### WHAT THE EXERCISE ASKS
Reproduce all entries precisely as they are written.

### MATERIAL FOR THE TASK
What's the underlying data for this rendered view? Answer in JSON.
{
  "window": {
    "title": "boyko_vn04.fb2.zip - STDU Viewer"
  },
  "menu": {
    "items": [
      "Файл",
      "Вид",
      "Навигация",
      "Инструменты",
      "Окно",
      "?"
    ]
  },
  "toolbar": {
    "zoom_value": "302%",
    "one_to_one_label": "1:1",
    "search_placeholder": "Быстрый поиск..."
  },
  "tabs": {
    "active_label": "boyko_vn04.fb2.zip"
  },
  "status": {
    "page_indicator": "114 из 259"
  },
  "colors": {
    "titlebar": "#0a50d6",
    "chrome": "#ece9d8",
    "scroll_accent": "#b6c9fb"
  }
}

### PROBLEM SOLUTION
What's the underlying data for this rendered view? Answer in JSON.
{
  "window": {
    "title": "boyko_vn04.fb2.zip - STDU Viewer"
  },
  "menu": {
    "items": [
      "Файл",
      "Вид",
      "Навигация",
      "Инструменты",
      "Окно",
      "?"
    ]
  },
  "toolbar": {
    "zoom_value": "302%",
    "one_to_one_label": "1:1",
    "search_placeholder": "Быстрый поиск..."
  },
  "tabs": {
    "active_label": "boyko_vn04.fb2.zip"
  },
  "status": {
    "page_indicator": "114 из 259"
  },
  "colors": {
    "titlebar": "#0a50d6",
    "chrome": "#ece9d8",
    "scroll_accent": "#b6c9fb"
  }
}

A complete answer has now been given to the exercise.